***** Information supplied *****

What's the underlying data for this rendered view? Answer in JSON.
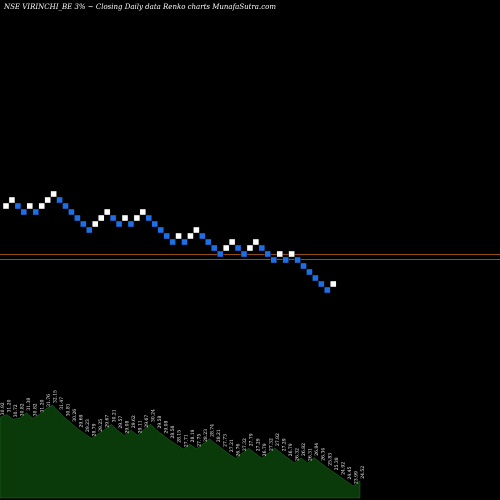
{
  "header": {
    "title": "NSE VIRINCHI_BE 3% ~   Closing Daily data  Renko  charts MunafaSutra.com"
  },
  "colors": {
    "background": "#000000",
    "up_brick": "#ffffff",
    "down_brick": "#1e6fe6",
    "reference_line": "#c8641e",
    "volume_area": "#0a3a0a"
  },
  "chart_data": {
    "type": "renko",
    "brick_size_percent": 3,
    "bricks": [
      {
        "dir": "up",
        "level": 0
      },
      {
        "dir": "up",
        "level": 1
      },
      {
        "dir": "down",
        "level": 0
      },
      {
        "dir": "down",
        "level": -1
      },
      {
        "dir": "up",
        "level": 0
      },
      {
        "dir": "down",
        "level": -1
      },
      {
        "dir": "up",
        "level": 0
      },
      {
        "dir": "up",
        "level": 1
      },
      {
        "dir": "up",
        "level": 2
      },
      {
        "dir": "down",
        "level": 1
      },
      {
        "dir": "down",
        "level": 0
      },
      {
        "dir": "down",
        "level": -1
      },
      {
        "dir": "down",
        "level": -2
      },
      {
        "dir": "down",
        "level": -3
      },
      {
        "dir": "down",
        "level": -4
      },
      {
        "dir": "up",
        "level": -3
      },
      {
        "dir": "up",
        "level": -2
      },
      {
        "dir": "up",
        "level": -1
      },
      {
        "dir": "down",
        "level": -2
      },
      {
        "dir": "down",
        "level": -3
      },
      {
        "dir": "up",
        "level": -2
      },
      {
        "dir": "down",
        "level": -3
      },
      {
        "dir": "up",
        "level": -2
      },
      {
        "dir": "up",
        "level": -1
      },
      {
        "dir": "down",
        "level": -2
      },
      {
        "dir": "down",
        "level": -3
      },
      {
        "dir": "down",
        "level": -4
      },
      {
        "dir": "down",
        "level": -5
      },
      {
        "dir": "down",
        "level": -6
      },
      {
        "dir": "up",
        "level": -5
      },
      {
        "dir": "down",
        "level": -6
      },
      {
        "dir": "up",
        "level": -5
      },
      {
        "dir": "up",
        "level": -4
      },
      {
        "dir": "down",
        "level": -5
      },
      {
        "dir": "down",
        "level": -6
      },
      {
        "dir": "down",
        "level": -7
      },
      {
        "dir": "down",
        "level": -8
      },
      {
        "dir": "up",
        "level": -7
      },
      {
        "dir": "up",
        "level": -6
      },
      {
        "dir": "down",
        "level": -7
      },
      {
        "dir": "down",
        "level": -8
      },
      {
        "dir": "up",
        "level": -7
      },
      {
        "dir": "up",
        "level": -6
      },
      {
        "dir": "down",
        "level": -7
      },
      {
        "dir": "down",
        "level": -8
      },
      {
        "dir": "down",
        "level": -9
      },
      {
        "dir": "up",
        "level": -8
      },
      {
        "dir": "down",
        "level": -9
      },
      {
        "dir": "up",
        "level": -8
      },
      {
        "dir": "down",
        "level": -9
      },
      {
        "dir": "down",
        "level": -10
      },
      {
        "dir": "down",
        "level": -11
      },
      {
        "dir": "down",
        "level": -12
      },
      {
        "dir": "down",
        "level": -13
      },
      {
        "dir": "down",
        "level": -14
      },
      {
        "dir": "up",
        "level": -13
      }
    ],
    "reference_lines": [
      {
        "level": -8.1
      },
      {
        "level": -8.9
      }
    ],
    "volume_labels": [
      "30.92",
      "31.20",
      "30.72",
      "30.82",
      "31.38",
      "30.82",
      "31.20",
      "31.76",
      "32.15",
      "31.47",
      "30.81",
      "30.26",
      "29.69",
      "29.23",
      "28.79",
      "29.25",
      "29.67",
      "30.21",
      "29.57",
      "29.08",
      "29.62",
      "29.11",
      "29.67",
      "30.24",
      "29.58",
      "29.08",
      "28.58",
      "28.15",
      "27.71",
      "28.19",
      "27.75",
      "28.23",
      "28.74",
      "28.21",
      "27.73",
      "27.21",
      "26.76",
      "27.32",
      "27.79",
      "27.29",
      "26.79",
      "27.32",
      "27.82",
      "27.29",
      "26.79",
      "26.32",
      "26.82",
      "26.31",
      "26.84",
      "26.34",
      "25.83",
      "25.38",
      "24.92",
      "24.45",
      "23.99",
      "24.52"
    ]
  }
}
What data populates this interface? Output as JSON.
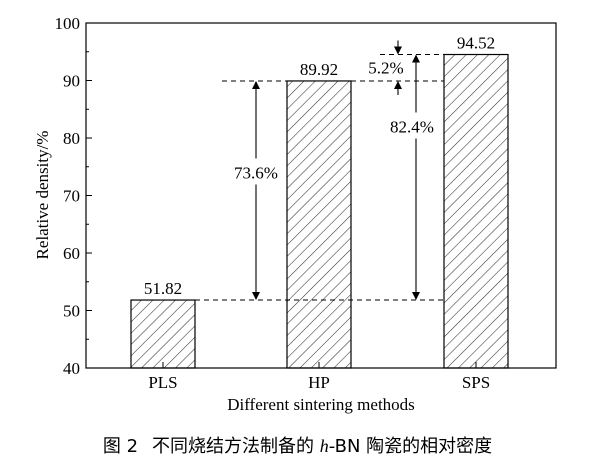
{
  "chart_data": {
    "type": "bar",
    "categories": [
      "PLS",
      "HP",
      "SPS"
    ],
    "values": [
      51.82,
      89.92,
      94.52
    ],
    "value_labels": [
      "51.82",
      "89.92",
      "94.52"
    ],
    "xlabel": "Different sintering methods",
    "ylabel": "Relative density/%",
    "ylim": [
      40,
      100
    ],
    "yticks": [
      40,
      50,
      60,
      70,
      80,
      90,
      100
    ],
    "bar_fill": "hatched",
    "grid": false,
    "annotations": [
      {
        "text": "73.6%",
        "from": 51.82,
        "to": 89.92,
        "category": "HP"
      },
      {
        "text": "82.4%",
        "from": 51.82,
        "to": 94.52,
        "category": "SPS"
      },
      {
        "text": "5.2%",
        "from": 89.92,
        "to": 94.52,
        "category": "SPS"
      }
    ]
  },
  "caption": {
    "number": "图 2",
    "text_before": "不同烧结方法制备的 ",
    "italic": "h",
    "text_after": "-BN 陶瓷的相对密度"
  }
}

*****

> Your instructions
Skip every picture and transcribe the data above exactly.

> Result of this exercise
What's the underlying data for this rendered view? Answer in JSON.
{
  "header": {
    "title": "NSE VIRINCHI_BE 3% ~   Closing Daily data  Renko  charts MunafaSutra.com"
  },
  "colors": {
    "background": "#000000",
    "up_brick": "#ffffff",
    "down_brick": "#1e6fe6",
    "reference_line": "#c8641e",
    "volume_area": "#0a3a0a"
  },
  "chart_data": {
    "type": "renko",
    "brick_size_percent": 3,
    "bricks": [
      {
        "dir": "up",
        "level": 0
      },
      {
        "dir": "up",
        "level": 1
      },
      {
        "dir": "down",
        "level": 0
      },
      {
        "dir": "down",
        "level": -1
      },
      {
        "dir": "up",
        "level": 0
      },
      {
        "dir": "down",
        "level": -1
      },
      {
        "dir": "up",
        "level": 0
      },
      {
        "dir": "up",
        "level": 1
      },
      {
        "dir": "up",
        "level": 2
      },
      {
        "dir": "down",
        "level": 1
      },
      {
        "dir": "down",
        "level": 0
      },
      {
        "dir": "down",
        "level": -1
      },
      {
        "dir": "down",
        "level": -2
      },
      {
        "dir": "down",
        "level": -3
      },
      {
        "dir": "down",
        "level": -4
      },
      {
        "dir": "up",
        "level": -3
      },
      {
        "dir": "up",
        "level": -2
      },
      {
        "dir": "up",
        "level": -1
      },
      {
        "dir": "down",
        "level": -2
      },
      {
        "dir": "down",
        "level": -3
      },
      {
        "dir": "up",
        "level": -2
      },
      {
        "dir": "down",
        "level": -3
      },
      {
        "dir": "up",
        "level": -2
      },
      {
        "dir": "up",
        "level": -1
      },
      {
        "dir": "down",
        "level": -2
      },
      {
        "dir": "down",
        "level": -3
      },
      {
        "dir": "down",
        "level": -4
      },
      {
        "dir": "down",
        "level": -5
      },
      {
        "dir": "down",
        "level": -6
      },
      {
        "dir": "up",
        "level": -5
      },
      {
        "dir": "down",
        "level": -6
      },
      {
        "dir": "up",
        "level": -5
      },
      {
        "dir": "up",
        "level": -4
      },
      {
        "dir": "down",
        "level": -5
      },
      {
        "dir": "down",
        "level": -6
      },
      {
        "dir": "down",
        "level": -7
      },
      {
        "dir": "down",
        "level": -8
      },
      {
        "dir": "up",
        "level": -7
      },
      {
        "dir": "up",
        "level": -6
      },
      {
        "dir": "down",
        "level": -7
      },
      {
        "dir": "down",
        "level": -8
      },
      {
        "dir": "up",
        "level": -7
      },
      {
        "dir": "up",
        "level": -6
      },
      {
        "dir": "down",
        "level": -7
      },
      {
        "dir": "down",
        "level": -8
      },
      {
        "dir": "down",
        "level": -9
      },
      {
        "dir": "up",
        "level": -8
      },
      {
        "dir": "down",
        "level": -9
      },
      {
        "dir": "up",
        "level": -8
      },
      {
        "dir": "down",
        "level": -9
      },
      {
        "dir": "down",
        "level": -10
      },
      {
        "dir": "down",
        "level": -11
      },
      {
        "dir": "down",
        "level": -12
      },
      {
        "dir": "down",
        "level": -13
      },
      {
        "dir": "down",
        "level": -14
      },
      {
        "dir": "up",
        "level": -13
      }
    ],
    "reference_lines": [
      {
        "level": -8.1
      },
      {
        "level": -8.9
      }
    ],
    "volume_labels": [
      "30.92",
      "31.20",
      "30.72",
      "30.82",
      "31.38",
      "30.82",
      "31.20",
      "31.76",
      "32.15",
      "31.47",
      "30.81",
      "30.26",
      "29.69",
      "29.23",
      "28.79",
      "29.25",
      "29.67",
      "30.21",
      "29.57",
      "29.08",
      "29.62",
      "29.11",
      "29.67",
      "30.24",
      "29.58",
      "29.08",
      "28.58",
      "28.15",
      "27.71",
      "28.19",
      "27.75",
      "28.23",
      "28.74",
      "28.21",
      "27.73",
      "27.21",
      "26.76",
      "27.32",
      "27.79",
      "27.29",
      "26.79",
      "27.32",
      "27.82",
      "27.29",
      "26.79",
      "26.32",
      "26.82",
      "26.31",
      "26.84",
      "26.34",
      "25.83",
      "25.38",
      "24.92",
      "24.45",
      "23.99",
      "24.52"
    ]
  }
}
What data populates this interface? Output as JSON.
{
  "chart_data": {
    "type": "bar",
    "categories": [
      "PLS",
      "HP",
      "SPS"
    ],
    "values": [
      51.82,
      89.92,
      94.52
    ],
    "value_labels": [
      "51.82",
      "89.92",
      "94.52"
    ],
    "xlabel": "Different sintering methods",
    "ylabel": "Relative density/%",
    "ylim": [
      40,
      100
    ],
    "yticks": [
      40,
      50,
      60,
      70,
      80,
      90,
      100
    ],
    "bar_fill": "hatched",
    "grid": false,
    "annotations": [
      {
        "text": "73.6%",
        "from": 51.82,
        "to": 89.92,
        "category": "HP"
      },
      {
        "text": "82.4%",
        "from": 51.82,
        "to": 94.52,
        "category": "SPS"
      },
      {
        "text": "5.2%",
        "from": 89.92,
        "to": 94.52,
        "category": "SPS"
      }
    ]
  },
  "caption": {
    "number": "图 2",
    "text_before": "不同烧结方法制备的 ",
    "italic": "h",
    "text_after": "-BN 陶瓷的相对密度"
  }
}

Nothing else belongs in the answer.